__SHORT EXERCISE__. Search the listing below for the string "emission" and show each line that contains it.

***** INFORMATION GIVEN *****

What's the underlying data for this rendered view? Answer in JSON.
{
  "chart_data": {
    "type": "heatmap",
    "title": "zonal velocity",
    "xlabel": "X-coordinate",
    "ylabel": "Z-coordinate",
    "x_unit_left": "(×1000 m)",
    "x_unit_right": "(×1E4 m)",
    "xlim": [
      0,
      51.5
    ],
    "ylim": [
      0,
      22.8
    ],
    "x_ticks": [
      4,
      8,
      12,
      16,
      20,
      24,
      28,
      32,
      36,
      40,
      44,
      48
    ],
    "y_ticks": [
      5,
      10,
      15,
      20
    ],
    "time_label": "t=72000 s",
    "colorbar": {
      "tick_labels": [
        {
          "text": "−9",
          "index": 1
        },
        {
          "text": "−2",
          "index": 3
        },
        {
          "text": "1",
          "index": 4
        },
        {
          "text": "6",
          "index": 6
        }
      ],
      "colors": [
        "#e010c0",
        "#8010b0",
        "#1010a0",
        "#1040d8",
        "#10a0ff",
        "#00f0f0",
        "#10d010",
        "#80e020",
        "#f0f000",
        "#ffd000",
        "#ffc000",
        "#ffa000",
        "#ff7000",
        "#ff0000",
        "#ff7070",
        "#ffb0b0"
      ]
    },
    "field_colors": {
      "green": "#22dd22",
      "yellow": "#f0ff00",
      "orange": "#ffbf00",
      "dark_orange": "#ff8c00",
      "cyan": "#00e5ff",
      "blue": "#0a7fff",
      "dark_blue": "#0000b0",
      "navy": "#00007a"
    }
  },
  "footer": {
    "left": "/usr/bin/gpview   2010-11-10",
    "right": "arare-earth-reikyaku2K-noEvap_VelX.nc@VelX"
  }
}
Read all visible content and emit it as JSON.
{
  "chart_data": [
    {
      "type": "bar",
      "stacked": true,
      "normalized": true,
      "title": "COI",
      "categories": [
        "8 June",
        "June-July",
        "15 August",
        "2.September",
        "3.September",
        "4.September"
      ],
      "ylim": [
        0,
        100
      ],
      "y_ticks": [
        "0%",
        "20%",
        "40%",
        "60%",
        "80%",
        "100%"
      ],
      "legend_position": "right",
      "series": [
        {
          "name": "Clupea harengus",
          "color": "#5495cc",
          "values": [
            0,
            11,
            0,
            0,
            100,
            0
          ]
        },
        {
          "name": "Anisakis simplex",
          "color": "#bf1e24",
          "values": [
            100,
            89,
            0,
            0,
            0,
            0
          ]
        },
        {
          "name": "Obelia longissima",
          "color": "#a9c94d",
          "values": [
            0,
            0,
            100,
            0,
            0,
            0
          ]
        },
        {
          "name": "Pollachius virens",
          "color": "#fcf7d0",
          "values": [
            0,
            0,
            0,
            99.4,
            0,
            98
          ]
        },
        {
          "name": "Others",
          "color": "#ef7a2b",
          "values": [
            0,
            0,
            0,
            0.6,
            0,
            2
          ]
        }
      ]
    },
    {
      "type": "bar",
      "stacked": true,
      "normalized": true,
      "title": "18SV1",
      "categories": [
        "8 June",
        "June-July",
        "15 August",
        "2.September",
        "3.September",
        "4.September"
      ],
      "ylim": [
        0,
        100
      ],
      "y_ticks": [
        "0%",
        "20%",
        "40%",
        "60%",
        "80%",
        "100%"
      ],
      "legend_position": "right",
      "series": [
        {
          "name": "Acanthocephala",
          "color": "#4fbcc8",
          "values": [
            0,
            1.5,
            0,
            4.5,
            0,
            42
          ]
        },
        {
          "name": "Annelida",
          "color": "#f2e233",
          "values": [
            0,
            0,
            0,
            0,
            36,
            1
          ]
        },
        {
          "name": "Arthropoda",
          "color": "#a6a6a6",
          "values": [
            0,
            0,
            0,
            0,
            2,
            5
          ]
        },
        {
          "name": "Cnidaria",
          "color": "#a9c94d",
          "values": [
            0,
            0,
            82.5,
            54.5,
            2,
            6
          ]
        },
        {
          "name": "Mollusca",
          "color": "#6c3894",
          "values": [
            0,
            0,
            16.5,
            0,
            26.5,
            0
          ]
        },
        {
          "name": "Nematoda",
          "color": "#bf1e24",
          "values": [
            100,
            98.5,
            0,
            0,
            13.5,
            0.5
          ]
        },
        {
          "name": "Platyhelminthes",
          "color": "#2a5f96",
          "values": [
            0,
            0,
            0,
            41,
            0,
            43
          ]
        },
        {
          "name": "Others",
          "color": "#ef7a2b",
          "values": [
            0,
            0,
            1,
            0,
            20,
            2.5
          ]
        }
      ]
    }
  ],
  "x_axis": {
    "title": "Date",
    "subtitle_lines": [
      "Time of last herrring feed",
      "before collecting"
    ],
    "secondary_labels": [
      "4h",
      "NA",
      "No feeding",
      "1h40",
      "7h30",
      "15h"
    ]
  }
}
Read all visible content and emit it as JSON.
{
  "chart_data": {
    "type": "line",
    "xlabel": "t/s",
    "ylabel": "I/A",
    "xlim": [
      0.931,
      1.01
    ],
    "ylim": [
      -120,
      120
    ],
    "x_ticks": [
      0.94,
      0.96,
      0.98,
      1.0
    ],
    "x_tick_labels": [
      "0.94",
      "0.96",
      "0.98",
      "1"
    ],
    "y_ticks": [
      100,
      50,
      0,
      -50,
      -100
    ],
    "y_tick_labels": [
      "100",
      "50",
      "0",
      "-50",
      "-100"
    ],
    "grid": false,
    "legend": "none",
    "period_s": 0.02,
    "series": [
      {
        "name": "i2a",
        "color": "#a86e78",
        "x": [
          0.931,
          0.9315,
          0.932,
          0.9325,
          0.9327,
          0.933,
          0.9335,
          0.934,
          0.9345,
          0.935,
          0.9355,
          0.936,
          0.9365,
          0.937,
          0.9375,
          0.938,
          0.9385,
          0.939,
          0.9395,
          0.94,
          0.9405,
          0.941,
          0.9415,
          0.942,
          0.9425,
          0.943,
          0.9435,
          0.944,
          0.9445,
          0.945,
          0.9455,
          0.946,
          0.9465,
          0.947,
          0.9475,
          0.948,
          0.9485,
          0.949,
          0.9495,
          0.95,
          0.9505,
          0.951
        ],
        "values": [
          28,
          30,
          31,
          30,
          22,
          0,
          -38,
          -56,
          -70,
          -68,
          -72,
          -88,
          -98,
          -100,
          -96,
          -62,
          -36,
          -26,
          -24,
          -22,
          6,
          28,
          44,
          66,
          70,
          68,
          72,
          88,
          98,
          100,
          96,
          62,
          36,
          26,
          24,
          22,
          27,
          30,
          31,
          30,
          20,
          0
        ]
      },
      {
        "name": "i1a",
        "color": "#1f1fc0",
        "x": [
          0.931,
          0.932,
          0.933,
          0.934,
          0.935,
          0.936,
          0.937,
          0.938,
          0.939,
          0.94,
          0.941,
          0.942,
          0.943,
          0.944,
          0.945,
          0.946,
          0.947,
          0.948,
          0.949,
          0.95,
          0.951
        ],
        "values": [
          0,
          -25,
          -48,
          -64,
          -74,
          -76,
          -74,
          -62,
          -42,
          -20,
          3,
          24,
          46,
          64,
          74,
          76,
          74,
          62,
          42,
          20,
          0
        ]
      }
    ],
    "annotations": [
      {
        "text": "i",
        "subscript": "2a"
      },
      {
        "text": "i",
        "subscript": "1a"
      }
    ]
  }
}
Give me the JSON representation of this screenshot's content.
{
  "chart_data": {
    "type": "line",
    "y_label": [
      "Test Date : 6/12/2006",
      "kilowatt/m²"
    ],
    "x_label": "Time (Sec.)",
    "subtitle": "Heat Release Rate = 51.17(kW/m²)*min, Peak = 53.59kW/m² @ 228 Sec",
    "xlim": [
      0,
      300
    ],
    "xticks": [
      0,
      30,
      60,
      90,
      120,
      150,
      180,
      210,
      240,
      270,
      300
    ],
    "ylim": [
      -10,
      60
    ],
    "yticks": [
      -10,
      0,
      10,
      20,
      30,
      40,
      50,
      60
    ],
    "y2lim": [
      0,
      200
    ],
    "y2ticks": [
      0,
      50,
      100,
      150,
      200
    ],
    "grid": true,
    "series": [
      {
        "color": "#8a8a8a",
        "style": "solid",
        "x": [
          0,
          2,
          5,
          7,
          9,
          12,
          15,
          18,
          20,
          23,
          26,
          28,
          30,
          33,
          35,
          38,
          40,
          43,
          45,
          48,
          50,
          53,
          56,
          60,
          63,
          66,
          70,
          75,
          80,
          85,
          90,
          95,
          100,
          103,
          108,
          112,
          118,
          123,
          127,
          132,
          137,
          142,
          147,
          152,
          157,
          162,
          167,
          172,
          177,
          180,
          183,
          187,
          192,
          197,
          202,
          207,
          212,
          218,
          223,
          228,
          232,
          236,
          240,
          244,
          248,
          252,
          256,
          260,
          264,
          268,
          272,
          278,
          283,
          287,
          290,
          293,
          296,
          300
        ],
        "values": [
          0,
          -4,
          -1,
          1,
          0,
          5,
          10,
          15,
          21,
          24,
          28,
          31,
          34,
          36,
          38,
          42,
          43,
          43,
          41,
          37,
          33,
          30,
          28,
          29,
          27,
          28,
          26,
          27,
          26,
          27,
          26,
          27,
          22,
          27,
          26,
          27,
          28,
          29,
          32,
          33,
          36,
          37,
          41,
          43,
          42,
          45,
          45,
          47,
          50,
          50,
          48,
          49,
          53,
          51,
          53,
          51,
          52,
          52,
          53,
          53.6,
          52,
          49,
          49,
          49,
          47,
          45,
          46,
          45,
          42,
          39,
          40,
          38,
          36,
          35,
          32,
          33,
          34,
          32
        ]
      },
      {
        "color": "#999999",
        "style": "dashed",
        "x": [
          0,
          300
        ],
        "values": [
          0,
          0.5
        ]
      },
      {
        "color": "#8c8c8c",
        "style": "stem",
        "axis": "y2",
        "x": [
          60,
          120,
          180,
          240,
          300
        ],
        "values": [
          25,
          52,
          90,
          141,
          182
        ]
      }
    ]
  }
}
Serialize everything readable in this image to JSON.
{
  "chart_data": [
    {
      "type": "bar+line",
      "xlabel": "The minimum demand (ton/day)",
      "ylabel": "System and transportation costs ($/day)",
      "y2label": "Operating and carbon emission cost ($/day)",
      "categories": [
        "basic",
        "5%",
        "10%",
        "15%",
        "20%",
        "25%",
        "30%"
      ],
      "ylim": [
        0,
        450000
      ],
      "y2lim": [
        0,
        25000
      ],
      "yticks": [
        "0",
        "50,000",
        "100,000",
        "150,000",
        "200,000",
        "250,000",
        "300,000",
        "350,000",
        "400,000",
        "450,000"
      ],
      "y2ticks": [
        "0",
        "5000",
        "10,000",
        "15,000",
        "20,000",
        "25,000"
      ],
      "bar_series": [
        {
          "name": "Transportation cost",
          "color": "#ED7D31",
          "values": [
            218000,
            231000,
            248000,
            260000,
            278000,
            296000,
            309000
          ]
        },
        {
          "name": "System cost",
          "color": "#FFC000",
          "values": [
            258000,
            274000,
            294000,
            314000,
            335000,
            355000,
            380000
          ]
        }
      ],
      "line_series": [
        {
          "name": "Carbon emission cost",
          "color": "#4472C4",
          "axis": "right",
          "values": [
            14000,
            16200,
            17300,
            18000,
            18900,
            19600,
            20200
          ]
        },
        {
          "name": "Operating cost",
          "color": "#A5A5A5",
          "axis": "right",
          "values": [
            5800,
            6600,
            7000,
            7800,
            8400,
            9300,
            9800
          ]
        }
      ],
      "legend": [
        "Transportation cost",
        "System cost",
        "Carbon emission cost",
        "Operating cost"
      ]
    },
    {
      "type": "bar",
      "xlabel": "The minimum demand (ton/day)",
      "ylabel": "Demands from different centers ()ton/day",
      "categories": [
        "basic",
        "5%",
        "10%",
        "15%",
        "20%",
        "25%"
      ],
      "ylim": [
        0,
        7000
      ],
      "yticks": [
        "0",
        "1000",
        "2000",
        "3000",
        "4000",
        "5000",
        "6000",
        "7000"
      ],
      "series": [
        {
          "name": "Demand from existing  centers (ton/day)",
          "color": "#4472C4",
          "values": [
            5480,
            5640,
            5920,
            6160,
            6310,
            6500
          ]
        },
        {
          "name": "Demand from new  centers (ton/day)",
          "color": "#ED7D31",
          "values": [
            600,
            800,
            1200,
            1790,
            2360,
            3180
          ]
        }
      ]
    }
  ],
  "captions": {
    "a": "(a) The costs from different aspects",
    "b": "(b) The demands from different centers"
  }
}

*****

__SOLUTION FOR THIS PROBLEM__.
      "y2label": "Operating and carbon emission cost ($/day)",
          "name": "Carbon emission cost",
        "Carbon emission cost",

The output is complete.